Objective = Write out each line that follows exactly as it stands, without the pictures.

[Extracted records]
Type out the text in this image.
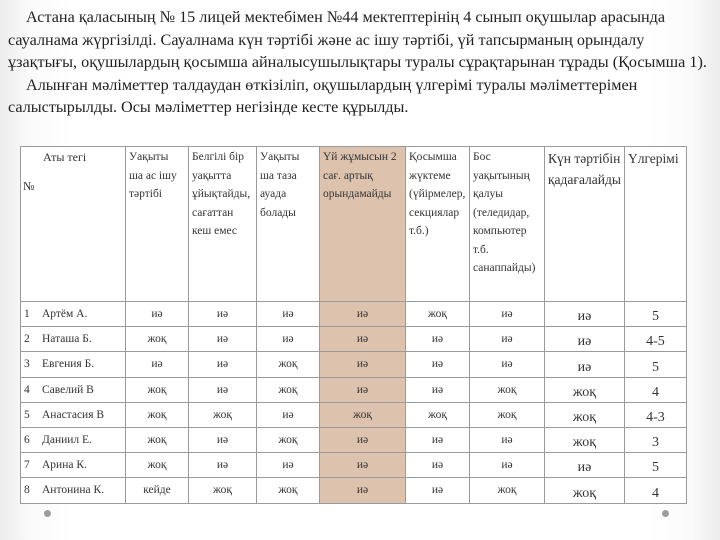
Астана қаласының № 15 лицей мектебімен №44 мектептерінің 4 сынып оқушылар арасында сауалнама жүргізілді. Сауалнама күн тәртібі және ас ішу тәртібі, үй тапсырманың орындалу ұзақтығы, оқушылардың қосымша айналысушылықтары туралы сұрақтарынан тұрады (Қосымша 1).

Алынған мәліметтер талдаудан өткізіліп, оқушылардың үлгерімі туралы мәліметтерімен салыстырылды. Осы мәліметтер негізінде кесте құрылды.

№
Аты тегі	Уақыты ша ас ішу тәртібі	Белгілі бір уақытта ұйықтайды, сағаттан кеш емес	Уақыты ша таза ауада болады	Үй жұмысын 2 сағ. артық орындамайды	Қосымша жүктеме (үйірмелер, секциялар т.б.)	Бос уақытының қалуы (теледидар, компьютер т.б. санаппайды)	Күн тәртібін қадағалайды	Үлгерімі

1 Артём А.	иә	иә	иә	иә	жоқ	иә	иә	5

2 Наташа Б.	жоқ	иә	иә	иә	иә	иә	иә	4-5

3 Евгения Б.	иә	иә	жоқ	иә	иә	иә	иә	5

4 Савелий В	жоқ	иә	жоқ	иә	иә	жоқ	жоқ	4

5 Анастасия В	жоқ	жоқ	иә	жоқ	жоқ	жоқ	жоқ	4-3

6 Даниил Е.	жоқ	иә	жоқ	иә	иә	иә	жоқ	3

7 Арина К.	жоқ	иә	иә	иә	иә	иә	иә	5

8 Антонина К.	кейде	жоқ	жоқ	иә	иә	жоқ	жоқ	4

Expected output =
Type out the text in this image.
Астана қаласының № 15 лицей мектебімен №44 мектептерінің 4 сынып оқушылар арасында сауалнама жүргізілді. Сауалнама күн тәртібі және ас ішу тәртібі, үй тапсырманың орындалу ұзақтығы, оқушылардың қосымша айналысушылықтары туралы сұрақтарынан тұрады (Қосымша 1).

Алынған мәліметтер талдаудан өткізіліп, оқушылардың үлгерімі туралы мәліметтерімен салыстырылды. Осы мәліметтер негізінде кесте құрылды.

№
Аты тегі	Уақыты ша ас ішу тәртібі	Белгілі бір уақытта ұйықтайды, сағаттан кеш емес	Уақыты ша таза ауада болады	Үй жұмысын 2 сағ. артық орындамайды	Қосымша жүктеме (үйірмелер, секциялар т.б.)	Бос уақытының қалуы (теледидар, компьютер т.б. санаппайды)	Күн тәртібін қадағалайды	Үлгерімі

1 Артём А.	иә	иә	иә	иә	жоқ	иә	иә	5

2 Наташа Б.	жоқ	иә	иә	иә	иә	иә	иә	4-5

3 Евгения Б.	иә	иә	жоқ	иә	иә	иә	иә	5

4 Савелий В	жоқ	иә	жоқ	иә	иә	жоқ	жоқ	4

5 Анастасия В	жоқ	жоқ	иә	жоқ	жоқ	жоқ	жоқ	4-3

6 Даниил Е.	жоқ	иә	жоқ	иә	иә	иә	жоқ	3

7 Арина К.	жоқ	иә	иә	иә	иә	иә	иә	5

8 Антонина К.	кейде	жоқ	жоқ	иә	иә	жоқ	жоқ	4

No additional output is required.